Report the number of lines in these entries that contain "structured". Write only the number.

==== Items ====

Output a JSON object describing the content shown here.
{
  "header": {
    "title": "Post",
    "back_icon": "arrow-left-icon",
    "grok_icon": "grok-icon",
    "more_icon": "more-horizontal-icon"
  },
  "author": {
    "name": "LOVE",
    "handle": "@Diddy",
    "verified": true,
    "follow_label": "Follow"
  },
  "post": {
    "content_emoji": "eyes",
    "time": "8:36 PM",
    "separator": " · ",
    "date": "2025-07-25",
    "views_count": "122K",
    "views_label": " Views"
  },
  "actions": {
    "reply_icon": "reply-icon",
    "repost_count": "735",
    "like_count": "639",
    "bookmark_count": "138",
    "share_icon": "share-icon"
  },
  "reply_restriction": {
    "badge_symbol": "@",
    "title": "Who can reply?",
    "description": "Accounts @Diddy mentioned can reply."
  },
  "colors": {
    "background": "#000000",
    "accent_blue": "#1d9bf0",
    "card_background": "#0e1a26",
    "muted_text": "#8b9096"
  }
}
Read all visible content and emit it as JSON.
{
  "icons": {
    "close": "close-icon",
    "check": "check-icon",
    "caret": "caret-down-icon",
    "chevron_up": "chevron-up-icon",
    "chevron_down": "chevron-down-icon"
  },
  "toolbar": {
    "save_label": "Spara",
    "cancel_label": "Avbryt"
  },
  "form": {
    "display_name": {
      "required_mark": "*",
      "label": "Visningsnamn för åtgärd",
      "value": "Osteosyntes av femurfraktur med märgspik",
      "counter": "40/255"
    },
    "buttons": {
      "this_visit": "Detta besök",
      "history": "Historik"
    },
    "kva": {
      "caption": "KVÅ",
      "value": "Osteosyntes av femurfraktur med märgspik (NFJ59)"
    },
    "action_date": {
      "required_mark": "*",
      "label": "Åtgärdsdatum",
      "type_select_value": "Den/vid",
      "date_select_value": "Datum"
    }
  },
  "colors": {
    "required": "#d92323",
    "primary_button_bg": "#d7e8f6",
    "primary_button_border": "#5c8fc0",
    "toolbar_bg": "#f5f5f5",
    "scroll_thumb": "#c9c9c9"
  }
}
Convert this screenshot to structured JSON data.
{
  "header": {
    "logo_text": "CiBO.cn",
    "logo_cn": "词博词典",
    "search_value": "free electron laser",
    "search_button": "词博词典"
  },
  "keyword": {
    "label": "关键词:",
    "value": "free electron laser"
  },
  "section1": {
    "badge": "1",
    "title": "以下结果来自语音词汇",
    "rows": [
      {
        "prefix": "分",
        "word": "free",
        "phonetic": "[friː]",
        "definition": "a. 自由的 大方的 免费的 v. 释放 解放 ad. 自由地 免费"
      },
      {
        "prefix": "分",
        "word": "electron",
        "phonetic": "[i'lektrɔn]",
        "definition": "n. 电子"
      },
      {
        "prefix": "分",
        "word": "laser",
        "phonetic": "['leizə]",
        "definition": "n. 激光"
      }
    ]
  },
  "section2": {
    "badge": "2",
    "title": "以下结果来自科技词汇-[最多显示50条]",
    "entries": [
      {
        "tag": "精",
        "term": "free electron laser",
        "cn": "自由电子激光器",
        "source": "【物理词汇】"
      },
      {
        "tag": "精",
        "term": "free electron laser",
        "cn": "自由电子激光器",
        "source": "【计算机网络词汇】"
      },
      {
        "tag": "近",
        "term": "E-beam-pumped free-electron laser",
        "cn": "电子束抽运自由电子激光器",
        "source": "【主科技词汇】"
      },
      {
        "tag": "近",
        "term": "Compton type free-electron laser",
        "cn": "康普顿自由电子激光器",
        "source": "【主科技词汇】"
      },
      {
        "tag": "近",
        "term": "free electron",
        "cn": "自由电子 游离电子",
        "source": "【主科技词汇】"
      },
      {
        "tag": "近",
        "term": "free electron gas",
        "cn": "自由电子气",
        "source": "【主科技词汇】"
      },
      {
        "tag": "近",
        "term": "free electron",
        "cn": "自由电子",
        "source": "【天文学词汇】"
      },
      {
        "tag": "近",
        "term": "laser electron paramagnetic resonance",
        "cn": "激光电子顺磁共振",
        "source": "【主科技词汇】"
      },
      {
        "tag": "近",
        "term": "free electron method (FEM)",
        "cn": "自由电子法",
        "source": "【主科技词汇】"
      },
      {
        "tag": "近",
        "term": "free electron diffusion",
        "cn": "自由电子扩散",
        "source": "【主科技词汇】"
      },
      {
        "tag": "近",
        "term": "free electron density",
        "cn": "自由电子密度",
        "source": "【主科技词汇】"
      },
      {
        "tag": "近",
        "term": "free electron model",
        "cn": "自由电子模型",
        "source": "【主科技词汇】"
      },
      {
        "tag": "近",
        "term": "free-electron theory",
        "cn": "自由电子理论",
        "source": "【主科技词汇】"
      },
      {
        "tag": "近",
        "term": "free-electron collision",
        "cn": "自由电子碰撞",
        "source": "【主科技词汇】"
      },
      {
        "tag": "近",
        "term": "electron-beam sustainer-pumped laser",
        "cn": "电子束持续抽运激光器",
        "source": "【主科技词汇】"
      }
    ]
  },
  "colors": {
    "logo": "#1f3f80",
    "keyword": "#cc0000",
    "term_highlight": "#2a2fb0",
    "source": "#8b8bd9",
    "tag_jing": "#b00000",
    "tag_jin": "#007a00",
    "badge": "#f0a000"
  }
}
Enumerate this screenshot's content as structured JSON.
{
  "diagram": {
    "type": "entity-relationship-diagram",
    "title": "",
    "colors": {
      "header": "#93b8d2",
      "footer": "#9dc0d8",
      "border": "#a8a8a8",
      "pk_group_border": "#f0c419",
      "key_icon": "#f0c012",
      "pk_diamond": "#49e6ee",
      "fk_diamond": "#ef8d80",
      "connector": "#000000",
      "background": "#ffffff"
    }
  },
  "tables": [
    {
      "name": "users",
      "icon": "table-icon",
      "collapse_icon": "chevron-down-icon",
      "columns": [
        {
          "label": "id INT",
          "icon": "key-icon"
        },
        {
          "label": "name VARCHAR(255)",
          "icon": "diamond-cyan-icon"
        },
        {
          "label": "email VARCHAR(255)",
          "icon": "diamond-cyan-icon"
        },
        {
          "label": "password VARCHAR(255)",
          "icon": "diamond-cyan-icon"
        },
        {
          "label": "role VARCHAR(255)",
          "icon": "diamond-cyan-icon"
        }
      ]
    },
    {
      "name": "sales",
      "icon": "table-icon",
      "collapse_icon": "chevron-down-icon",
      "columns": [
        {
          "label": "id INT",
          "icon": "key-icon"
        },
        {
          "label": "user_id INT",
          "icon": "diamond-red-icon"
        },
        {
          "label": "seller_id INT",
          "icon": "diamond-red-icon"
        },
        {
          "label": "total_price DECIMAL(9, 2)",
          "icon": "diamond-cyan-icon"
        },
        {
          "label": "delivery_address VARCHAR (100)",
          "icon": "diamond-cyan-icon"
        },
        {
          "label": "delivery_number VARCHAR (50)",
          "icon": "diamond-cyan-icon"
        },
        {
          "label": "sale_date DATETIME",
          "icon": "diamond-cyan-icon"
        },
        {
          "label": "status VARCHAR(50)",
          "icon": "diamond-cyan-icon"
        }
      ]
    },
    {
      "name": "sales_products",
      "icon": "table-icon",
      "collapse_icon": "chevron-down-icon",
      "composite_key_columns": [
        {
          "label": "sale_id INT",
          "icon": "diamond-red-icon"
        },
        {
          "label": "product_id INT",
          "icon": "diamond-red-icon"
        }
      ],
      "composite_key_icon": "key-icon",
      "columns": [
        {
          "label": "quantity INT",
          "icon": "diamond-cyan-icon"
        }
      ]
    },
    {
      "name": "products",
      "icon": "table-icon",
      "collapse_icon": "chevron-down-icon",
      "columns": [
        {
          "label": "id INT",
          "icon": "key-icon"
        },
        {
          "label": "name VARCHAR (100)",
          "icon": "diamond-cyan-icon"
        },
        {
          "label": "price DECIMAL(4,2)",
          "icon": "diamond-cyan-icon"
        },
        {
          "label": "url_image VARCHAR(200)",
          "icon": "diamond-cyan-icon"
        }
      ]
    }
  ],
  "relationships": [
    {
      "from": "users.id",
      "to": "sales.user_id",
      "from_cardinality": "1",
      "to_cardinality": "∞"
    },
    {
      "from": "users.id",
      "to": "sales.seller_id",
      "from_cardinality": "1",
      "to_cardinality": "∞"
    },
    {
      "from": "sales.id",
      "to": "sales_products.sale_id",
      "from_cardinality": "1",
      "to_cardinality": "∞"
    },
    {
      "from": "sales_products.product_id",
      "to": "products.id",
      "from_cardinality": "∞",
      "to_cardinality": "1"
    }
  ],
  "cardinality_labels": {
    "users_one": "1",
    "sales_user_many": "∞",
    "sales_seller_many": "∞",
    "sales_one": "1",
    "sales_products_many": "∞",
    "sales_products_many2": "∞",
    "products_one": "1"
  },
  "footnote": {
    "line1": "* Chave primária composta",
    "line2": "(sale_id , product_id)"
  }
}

====

### Complete answer
2